SOURCE TEXT Start Marker
JOURNALISM IS JOURNALISM

Tips to create a truly collaborative media team

In a growing trend, I have moved from solely advising a newspaper publication to now advising a newspaper, yearbook, web site and broadcast video team.

Adding yearbook to the schedule can be rough. I know 30 years ago when I was in high school, the staffs did not mix. Things hadn’t changed much when I tried to get them to work together years back. Yearbook lived in yearbook world and the paper team lived in newspaper world.

Over time, I have learned that the clans can be united. Here are a few tips to get your teams to work as one:

ONE CLASS

Let students sign up for journalism during any production class. Numbers and recruiting combine as probably the most important part of developing a journalism program. To keep my numbers up and get all the best students out for journalism, they can take yearbook during a “news lab” class. At City High, journalism classes are designated as News Lab, Yearbook Lab or Broadcast Lab, but veteran students can sign up for any hour of the day if they have a scheduling conflict.

We also have started adding all students to the staffs of different publications. Yearbook staffers are on the online staff page for the news team and news reporters are on the staff page for the Red and White yearbook. At first, students didn’t like yearbook using their stories or photos, but once they received credit they were happy. This works the same way for yearbook photos being used on the website or in the newspaper.

ONE T-SHIRT

All of the journalism teams wear one shirt — #littlehawkjournalism. Beyond recruiting, getting a great team T-shirt is probably the second most important task of the year.
SOURCE TEXT End Marker
INSTRUCTIONS FOR THE TASK> Reproduce the article on collaborative media teams word for word, from its first line to its last. The rows that come next have no connection to the article on collaborative media teams.
RECORD EXTRACTS Start Marker
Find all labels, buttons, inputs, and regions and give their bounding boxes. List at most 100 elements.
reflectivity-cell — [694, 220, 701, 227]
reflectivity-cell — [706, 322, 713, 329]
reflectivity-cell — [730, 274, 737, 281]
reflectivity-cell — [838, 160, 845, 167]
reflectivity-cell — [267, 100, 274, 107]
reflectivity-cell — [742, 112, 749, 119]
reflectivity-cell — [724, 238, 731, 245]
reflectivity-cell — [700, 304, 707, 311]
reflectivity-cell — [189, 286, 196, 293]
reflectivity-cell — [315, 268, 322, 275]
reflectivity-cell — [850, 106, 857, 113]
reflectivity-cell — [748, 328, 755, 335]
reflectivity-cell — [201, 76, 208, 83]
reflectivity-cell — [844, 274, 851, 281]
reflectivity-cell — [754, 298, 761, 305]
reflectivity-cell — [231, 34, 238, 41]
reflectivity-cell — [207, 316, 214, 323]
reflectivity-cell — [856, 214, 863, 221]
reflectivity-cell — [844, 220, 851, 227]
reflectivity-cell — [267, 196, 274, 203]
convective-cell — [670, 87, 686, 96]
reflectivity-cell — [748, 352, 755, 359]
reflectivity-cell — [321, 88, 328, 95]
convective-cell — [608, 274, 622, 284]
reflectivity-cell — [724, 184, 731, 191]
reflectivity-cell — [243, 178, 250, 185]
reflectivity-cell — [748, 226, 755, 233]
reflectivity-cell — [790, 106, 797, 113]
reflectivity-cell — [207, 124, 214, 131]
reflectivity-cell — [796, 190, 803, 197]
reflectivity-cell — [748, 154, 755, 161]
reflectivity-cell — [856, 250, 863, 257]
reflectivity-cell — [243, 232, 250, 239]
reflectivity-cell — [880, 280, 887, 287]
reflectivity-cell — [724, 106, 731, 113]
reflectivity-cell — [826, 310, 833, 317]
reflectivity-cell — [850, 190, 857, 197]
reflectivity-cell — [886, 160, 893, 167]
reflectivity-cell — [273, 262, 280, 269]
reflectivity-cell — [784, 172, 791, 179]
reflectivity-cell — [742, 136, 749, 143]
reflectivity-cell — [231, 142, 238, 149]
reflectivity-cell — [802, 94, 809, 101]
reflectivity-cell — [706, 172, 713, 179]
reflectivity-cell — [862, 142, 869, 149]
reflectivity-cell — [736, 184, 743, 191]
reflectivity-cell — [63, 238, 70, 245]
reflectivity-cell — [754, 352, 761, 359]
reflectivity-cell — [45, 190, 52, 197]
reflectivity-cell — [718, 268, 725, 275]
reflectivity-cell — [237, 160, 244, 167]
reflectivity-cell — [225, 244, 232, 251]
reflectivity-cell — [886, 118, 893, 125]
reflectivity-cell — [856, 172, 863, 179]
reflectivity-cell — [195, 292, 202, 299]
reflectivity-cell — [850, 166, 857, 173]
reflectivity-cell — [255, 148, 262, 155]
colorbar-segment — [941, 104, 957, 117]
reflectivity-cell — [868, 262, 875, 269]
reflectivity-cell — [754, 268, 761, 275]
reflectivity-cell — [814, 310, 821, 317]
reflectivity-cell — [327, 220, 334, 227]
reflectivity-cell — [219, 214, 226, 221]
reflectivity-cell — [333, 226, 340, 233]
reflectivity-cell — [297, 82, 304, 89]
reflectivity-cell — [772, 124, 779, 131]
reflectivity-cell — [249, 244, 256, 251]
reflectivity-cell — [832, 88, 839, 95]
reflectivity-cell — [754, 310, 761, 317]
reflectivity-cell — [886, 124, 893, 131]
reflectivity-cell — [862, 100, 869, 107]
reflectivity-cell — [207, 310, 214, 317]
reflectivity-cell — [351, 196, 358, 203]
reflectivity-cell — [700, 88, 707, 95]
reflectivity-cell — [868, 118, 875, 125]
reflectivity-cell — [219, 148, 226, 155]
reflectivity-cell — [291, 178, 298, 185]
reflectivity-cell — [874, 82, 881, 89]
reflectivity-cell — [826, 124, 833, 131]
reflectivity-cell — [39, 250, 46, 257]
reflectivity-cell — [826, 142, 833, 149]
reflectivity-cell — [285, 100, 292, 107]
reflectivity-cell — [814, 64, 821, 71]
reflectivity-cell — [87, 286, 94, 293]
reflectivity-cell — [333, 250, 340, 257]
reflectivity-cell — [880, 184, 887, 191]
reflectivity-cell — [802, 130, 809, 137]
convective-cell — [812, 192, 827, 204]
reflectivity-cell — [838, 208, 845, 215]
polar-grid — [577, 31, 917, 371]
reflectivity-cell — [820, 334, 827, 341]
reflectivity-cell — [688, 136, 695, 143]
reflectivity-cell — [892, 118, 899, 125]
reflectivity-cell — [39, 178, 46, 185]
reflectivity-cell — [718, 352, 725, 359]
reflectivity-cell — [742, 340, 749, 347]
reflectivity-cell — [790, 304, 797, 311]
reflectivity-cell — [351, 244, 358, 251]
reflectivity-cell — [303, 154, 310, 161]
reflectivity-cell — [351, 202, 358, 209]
RECORD EXTRACTS End Marker
RESPONSE BOX>
JOURNALISM IS JOURNALISM

Tips to create a truly collaborative media team

In a growing trend, I have moved from solely advising a newspaper publication to now advising a newspaper, yearbook, web site and broadcast video team.

Adding yearbook to the schedule can be rough. I know 30 years ago when I was in high school, the staffs did not mix. Things hadn’t changed much when I tried to get them to work together years back. Yearbook lived in yearbook world and the paper team lived in newspaper world.

Over time, I have learned that the clans can be united. Here are a few tips to get your teams to work as one:

ONE CLASS

Let students sign up for journalism during any production class. Numbers and recruiting combine as probably the most important part of developing a journalism program. To keep my numbers up and get all the best students out for journalism, they can take yearbook during a “news lab” class. At City High, journalism classes are designated as News Lab, Yearbook Lab or Broadcast Lab, but veteran students can sign up for any hour of the day if they have a scheduling conflict.

We also have started adding all students to the staffs of different publications. Yearbook staffers are on the online staff page for the news team and news reporters are on the staff page for the Red and White yearbook. At first, students didn’t like yearbook using their stories or photos, but once they received credit they were happy. This works the same way for yearbook photos being used on the website or in the newspaper.

ONE T-SHIRT

All of the journalism teams wear one shirt — #littlehawkjournalism. Beyond recruiting, getting a great team T-shirt is probably the second most important task of the year.